Exercise:
Reproduce the data exactly, leaving nothing out.

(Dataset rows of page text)
######

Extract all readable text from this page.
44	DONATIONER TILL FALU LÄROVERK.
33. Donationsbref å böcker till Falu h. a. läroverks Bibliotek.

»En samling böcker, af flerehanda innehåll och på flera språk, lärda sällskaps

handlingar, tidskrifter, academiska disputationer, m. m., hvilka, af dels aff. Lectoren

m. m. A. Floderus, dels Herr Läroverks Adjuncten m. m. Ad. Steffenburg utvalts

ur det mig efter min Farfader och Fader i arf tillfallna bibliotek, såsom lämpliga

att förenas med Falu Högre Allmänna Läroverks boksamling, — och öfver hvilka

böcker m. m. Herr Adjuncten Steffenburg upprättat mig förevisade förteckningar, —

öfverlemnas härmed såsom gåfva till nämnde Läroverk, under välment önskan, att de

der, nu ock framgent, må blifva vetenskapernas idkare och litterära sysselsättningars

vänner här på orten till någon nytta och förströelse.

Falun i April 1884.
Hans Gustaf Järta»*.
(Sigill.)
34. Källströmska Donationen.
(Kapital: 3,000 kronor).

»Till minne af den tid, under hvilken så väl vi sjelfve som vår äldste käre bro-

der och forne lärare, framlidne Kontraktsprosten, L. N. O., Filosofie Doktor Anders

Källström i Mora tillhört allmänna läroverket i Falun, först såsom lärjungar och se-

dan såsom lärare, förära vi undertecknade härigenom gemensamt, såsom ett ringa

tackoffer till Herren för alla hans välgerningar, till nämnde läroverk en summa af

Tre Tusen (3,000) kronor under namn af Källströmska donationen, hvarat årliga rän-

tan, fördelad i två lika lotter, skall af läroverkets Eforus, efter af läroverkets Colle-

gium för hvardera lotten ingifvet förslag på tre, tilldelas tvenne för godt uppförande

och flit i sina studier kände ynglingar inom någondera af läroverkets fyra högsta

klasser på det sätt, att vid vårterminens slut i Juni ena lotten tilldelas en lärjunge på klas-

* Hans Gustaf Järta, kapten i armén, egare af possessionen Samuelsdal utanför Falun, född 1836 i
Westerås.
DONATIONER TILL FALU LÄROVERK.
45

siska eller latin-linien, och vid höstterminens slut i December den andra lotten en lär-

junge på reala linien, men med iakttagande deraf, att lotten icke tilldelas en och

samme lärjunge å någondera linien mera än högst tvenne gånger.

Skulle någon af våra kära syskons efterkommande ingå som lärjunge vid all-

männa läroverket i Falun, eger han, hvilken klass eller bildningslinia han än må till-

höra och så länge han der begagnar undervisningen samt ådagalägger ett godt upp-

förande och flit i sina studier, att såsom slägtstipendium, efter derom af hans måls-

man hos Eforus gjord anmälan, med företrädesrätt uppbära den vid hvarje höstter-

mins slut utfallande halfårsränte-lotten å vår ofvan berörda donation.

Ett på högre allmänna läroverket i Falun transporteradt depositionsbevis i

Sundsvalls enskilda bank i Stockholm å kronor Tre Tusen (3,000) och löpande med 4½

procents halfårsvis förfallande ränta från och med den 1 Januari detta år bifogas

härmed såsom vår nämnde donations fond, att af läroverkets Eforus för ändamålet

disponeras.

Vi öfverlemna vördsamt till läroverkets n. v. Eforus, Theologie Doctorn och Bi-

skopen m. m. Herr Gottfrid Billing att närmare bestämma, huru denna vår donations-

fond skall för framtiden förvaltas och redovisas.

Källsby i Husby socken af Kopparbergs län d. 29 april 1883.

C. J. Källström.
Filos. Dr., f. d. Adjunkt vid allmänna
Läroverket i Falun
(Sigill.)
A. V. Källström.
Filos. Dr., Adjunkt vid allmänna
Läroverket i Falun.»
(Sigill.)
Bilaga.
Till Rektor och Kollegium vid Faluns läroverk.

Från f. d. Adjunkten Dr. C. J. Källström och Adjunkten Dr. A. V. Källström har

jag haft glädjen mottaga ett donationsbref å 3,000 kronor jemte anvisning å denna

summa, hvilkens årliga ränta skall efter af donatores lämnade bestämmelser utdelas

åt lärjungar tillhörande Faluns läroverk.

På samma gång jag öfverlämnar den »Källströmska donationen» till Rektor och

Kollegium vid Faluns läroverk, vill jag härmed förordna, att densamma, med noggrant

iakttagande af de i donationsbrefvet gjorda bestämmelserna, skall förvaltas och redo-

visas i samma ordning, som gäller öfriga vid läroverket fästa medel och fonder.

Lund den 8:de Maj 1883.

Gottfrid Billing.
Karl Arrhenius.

######

Answer below:
Extract all readable text from this page.
44	DONATIONER TILL FALU LÄROVERK.
33. Donationsbref å böcker till Falu h. a. läroverks Bibliotek.

»En samling böcker, af flerehanda innehåll och på flera språk, lärda sällskaps

handlingar, tidskrifter, academiska disputationer, m. m., hvilka, af dels aff. Lectoren

m. m. A. Floderus, dels Herr Läroverks Adjuncten m. m. Ad. Steffenburg utvalts

ur det mig efter min Farfader och Fader i arf tillfallna bibliotek, såsom lämpliga

att förenas med Falu Högre Allmänna Läroverks boksamling, — och öfver hvilka

böcker m. m. Herr Adjuncten Steffenburg upprättat mig förevisade förteckningar, —

öfverlemnas härmed såsom gåfva till nämnde Läroverk, under välment önskan, att de

der, nu ock framgent, må blifva vetenskapernas idkare och litterära sysselsättningars

vänner här på orten till någon nytta och förströelse.

Falun i April 1884.
Hans Gustaf Järta»*.
(Sigill.)
34. Källströmska Donationen.
(Kapital: 3,000 kronor).

»Till minne af den tid, under hvilken så väl vi sjelfve som vår äldste käre bro-

der och forne lärare, framlidne Kontraktsprosten, L. N. O., Filosofie Doktor Anders

Källström i Mora tillhört allmänna läroverket i Falun, först såsom lärjungar och se-

dan såsom lärare, förära vi undertecknade härigenom gemensamt, såsom ett ringa

tackoffer till Herren för alla hans välgerningar, till nämnde läroverk en summa af

Tre Tusen (3,000) kronor under namn af Källströmska donationen, hvarat årliga rän-

tan, fördelad i två lika lotter, skall af läroverkets Eforus, efter af läroverkets Colle-

gium för hvardera lotten ingifvet förslag på tre, tilldelas tvenne för godt uppförande

och flit i sina studier kände ynglingar inom någondera af läroverkets fyra högsta

klasser på det sätt, att vid vårterminens slut i Juni ena lotten tilldelas en lärjunge på klas-

* Hans Gustaf Järta, kapten i armén, egare af possessionen Samuelsdal utanför Falun, född 1836 i
Westerås.
DONATIONER TILL FALU LÄROVERK.
45

siska eller latin-linien, och vid höstterminens slut i December den andra lotten en lär-

junge på reala linien, men med iakttagande deraf, att lotten icke tilldelas en och

samme lärjunge å någondera linien mera än högst tvenne gånger.

Skulle någon af våra kära syskons efterkommande ingå som lärjunge vid all-

männa läroverket i Falun, eger han, hvilken klass eller bildningslinia han än må till-

höra och så länge han der begagnar undervisningen samt ådagalägger ett godt upp-

förande och flit i sina studier, att såsom slägtstipendium, efter derom af hans måls-

man hos Eforus gjord anmälan, med företrädesrätt uppbära den vid hvarje höstter-

mins slut utfallande halfårsränte-lotten å vår ofvan berörda donation.

Ett på högre allmänna läroverket i Falun transporteradt depositionsbevis i

Sundsvalls enskilda bank i Stockholm å kronor Tre Tusen (3,000) och löpande med 4½

procents halfårsvis förfallande ränta från och med den 1 Januari detta år bifogas

härmed såsom vår nämnde donations fond, att af läroverkets Eforus för ändamålet

disponeras.

Vi öfverlemna vördsamt till läroverkets n. v. Eforus, Theologie Doctorn och Bi-

skopen m. m. Herr Gottfrid Billing att närmare bestämma, huru denna vår donations-

fond skall för framtiden förvaltas och redovisas.

Källsby i Husby socken af Kopparbergs län d. 29 april 1883.

C. J. Källström.
Filos. Dr., f. d. Adjunkt vid allmänna
Läroverket i Falun
(Sigill.)
A. V. Källström.
Filos. Dr., Adjunkt vid allmänna
Läroverket i Falun.»
(Sigill.)
Bilaga.
Till Rektor och Kollegium vid Faluns läroverk.

Från f. d. Adjunkten Dr. C. J. Källström och Adjunkten Dr. A. V. Källström har

jag haft glädjen mottaga ett donationsbref å 3,000 kronor jemte anvisning å denna

summa, hvilkens årliga ränta skall efter af donatores lämnade bestämmelser utdelas

åt lärjungar tillhörande Faluns läroverk.

På samma gång jag öfverlämnar den »Källströmska donationen» till Rektor och

Kollegium vid Faluns läroverk, vill jag härmed förordna, att densamma, med noggrant

iakttagande af de i donationsbrefvet gjorda bestämmelserna, skall förvaltas och redo-

visas i samma ordning, som gäller öfriga vid läroverket fästa medel och fonder.

Lund den 8:de Maj 1883.

Gottfrid Billing.
Karl Arrhenius.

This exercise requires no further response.